PROBLEM TO SOLVE - Copy all lines below containing "risultati".

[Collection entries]
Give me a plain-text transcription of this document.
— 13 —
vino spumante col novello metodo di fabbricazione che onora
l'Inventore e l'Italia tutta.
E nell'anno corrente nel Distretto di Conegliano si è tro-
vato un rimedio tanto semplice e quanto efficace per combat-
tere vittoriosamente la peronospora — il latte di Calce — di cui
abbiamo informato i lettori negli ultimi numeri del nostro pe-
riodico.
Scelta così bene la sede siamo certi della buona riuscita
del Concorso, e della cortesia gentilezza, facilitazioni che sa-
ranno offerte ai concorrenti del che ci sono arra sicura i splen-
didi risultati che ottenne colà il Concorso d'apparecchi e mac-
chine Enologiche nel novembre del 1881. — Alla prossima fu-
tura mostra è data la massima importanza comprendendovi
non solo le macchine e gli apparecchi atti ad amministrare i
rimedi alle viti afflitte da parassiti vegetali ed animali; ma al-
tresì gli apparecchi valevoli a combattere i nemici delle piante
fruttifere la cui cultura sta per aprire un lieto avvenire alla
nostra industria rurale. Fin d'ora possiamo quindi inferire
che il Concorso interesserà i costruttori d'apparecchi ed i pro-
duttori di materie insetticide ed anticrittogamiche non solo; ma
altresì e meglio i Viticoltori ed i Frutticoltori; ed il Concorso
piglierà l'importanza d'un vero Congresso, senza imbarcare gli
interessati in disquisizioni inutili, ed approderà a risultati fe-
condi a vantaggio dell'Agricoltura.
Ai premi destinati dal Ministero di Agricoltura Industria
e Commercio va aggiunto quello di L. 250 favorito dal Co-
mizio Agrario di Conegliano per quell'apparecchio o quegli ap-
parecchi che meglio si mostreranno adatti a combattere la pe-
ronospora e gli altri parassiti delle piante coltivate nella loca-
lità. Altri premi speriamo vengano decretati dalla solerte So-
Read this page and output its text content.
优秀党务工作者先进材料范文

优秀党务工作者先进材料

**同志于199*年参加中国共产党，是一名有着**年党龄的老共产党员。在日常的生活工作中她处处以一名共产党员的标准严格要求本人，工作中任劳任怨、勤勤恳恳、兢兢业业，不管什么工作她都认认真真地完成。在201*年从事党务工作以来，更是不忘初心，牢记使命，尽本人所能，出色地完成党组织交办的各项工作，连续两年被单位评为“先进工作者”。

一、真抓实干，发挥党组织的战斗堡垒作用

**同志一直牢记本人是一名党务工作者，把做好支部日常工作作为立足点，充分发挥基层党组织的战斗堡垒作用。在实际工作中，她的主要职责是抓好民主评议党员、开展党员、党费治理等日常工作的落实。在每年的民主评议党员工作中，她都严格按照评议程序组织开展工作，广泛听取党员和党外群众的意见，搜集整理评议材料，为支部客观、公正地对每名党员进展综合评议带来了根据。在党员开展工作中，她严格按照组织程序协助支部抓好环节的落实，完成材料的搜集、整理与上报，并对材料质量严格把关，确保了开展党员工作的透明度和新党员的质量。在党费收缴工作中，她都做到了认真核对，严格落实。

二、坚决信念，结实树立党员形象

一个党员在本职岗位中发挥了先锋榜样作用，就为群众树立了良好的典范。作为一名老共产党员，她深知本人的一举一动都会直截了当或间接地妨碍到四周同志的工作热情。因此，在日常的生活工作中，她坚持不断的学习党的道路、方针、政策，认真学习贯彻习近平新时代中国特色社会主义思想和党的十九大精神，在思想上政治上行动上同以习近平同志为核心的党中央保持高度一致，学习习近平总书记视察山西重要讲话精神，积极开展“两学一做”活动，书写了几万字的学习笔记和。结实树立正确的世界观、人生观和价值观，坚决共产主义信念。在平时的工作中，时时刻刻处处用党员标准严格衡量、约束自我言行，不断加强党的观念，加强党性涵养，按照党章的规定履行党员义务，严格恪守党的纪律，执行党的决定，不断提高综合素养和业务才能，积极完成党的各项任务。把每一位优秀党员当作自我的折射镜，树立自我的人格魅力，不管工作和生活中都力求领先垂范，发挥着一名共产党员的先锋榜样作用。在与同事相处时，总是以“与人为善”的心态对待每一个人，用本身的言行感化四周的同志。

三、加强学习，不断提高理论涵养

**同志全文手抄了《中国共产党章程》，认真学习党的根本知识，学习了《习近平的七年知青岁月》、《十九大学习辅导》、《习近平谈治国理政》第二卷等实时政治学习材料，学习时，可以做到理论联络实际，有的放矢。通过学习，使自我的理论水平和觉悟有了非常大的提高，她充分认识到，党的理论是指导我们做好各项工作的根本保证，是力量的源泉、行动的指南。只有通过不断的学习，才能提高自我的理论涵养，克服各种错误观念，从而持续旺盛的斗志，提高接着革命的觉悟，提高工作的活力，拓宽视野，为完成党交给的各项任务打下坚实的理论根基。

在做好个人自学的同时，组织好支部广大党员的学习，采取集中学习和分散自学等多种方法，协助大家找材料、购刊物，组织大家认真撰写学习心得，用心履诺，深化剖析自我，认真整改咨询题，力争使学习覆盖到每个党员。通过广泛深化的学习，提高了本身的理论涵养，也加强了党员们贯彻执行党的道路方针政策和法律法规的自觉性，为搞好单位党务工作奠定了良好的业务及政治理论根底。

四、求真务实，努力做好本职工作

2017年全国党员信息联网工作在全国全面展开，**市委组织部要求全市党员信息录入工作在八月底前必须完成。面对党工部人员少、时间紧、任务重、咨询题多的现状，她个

SOLVED EXERCISE -
didi risultati che ottenne colà il Concorso d'apparecchi e mac-
interessati in disquisizioni inutili, ed approderà a risultati fe-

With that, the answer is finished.